Rows from a dataset
- - - -

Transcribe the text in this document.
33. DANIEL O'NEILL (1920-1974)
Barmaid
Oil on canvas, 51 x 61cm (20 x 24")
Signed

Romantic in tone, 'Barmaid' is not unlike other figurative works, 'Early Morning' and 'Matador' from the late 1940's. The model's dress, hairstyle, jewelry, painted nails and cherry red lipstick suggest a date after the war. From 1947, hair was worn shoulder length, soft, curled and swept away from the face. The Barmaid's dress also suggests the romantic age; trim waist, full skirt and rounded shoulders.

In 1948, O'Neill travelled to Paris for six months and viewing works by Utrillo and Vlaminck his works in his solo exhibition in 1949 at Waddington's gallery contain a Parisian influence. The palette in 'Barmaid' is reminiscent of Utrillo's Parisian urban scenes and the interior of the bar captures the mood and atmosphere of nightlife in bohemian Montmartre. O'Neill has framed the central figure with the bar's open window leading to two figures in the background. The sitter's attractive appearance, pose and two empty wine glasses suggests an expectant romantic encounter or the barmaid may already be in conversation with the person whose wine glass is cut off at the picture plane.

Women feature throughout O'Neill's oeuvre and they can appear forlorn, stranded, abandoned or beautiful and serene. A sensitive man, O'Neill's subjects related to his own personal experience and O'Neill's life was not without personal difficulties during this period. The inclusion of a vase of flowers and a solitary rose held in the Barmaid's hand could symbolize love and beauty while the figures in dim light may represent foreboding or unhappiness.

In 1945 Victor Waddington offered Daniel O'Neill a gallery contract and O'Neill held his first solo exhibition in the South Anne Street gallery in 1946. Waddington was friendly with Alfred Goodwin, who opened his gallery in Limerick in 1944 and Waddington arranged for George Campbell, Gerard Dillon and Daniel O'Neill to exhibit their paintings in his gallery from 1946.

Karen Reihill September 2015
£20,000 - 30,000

- - - -

Request: Pull out all lines from the entries above in which the word "Barmaid" appears.

Output for this exercise:
Barmaid
Romantic in tone, 'Barmaid' is not unlike other figurative works, 'Early Morning' and 'Matador' from the late 1940's. The model's dress, hairstyle, jewelry, painted nails and cherry red lipstick suggest a date after the war. From 1947, hair was worn shoulder length, soft, curled and swept away from the face. The Barmaid's dress also suggests the romantic age; trim waist, full skirt and rounded shoulders.
In 1948, O'Neill travelled to Paris for six months and viewing works by Utrillo and Vlaminck his works in his solo exhibition in 1949 at Waddington's gallery contain a Parisian influence. The palette in 'Barmaid' is reminiscent of Utrillo's Parisian urban scenes and the interior of the bar captures the mood and atmosphere of nightlife in bohemian Montmartre. O'Neill has framed the central figure with the bar's open window leading to two figures in the background. The sitter's attractive appearance, pose and two empty wine glasses suggests an expectant romantic encounter or the barmaid may already be in conversation with the person whose wine glass is cut off at the picture plane.
Women feature throughout O'Neill's oeuvre and they can appear forlorn, stranded, abandoned or beautiful and serene. A sensitive man, O'Neill's subjects related to his own personal experience and O'Neill's life was not without personal difficulties during this period. The inclusion of a vase of flowers and a solitary rose held in the Barmaid's hand could symbolize love and beauty while the figures in dim light may represent foreboding or unhappiness.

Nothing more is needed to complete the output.